**What the task asks**
Quote every line below exactly as it reads.

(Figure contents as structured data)
★ ★ ★ ★

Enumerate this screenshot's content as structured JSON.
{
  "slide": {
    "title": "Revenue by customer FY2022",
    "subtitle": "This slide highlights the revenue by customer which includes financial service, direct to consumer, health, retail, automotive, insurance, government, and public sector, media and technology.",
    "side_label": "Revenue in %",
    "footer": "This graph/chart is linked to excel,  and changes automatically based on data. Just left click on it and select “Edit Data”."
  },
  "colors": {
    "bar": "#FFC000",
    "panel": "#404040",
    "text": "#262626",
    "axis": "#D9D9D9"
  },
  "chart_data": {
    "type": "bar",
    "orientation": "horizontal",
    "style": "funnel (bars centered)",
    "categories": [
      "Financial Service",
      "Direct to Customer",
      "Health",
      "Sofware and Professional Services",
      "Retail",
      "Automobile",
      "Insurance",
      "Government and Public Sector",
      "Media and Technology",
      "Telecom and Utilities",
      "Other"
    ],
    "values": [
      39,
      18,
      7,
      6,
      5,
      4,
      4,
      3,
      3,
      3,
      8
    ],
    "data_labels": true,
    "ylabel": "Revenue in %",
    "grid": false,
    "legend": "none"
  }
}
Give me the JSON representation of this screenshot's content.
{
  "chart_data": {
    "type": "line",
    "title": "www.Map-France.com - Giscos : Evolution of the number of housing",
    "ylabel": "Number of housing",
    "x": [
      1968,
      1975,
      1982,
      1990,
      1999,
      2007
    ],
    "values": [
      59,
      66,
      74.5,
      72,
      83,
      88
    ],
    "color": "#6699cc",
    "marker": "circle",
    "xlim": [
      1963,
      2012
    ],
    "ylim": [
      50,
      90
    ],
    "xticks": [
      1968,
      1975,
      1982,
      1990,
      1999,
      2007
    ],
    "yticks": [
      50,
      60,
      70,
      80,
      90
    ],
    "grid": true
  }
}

★ ★ ★ ★

**Exercise response**
Enumerate this screenshot's content as structured JSON.
{
  "slide": {
    "title": "Revenue by customer FY2022",
    "subtitle": "This slide highlights the revenue by customer which includes financial service, direct to consumer, health, retail, automotive, insurance, government, and public sector, media and technology.",
    "side_label": "Revenue in %",
    "footer": "This graph/chart is linked to excel,  and changes automatically based on data. Just left click on it and select “Edit Data”."
  },
  "colors": {
    "bar": "#FFC000",
    "panel": "#404040",
    "text": "#262626",
    "axis": "#D9D9D9"
  },
  "chart_data": {
    "type": "bar",
    "orientation": "horizontal",
    "style": "funnel (bars centered)",
    "categories": [
      "Financial Service",
      "Direct to Customer",
      "Health",
      "Sofware and Professional Services",
      "Retail",
      "Automobile",
      "Insurance",
      "Government and Public Sector",
      "Media and Technology",
      "Telecom and Utilities",
      "Other"
    ],
    "values": [
      39,
      18,
      7,
      6,
      5,
      4,
      4,
      3,
      3,
      3,
      8
    ],
    "data_labels": true,
    "ylabel": "Revenue in %",
    "grid": false,
    "legend": "none"
  }
}
Give me the JSON representation of this screenshot's content.
{
  "chart_data": {
    "type": "line",
    "title": "www.Map-France.com - Giscos : Evolution of the number of housing",
    "ylabel": "Number of housing",
    "x": [
      1968,
      1975,
      1982,
      1990,
      1999,
      2007
    ],
    "values": [
      59,
      66,
      74.5,
      72,
      83,
      88
    ],
    "color": "#6699cc",
    "marker": "circle",
    "xlim": [
      1963,
      2012
    ],
    "ylim": [
      50,
      90
    ],
    "xticks": [
      1968,
      1975,
      1982,
      1990,
      1999,
      2007
    ],
    "yticks": [
      50,
      60,
      70,
      80,
      90
    ],
    "grid": true
  }
}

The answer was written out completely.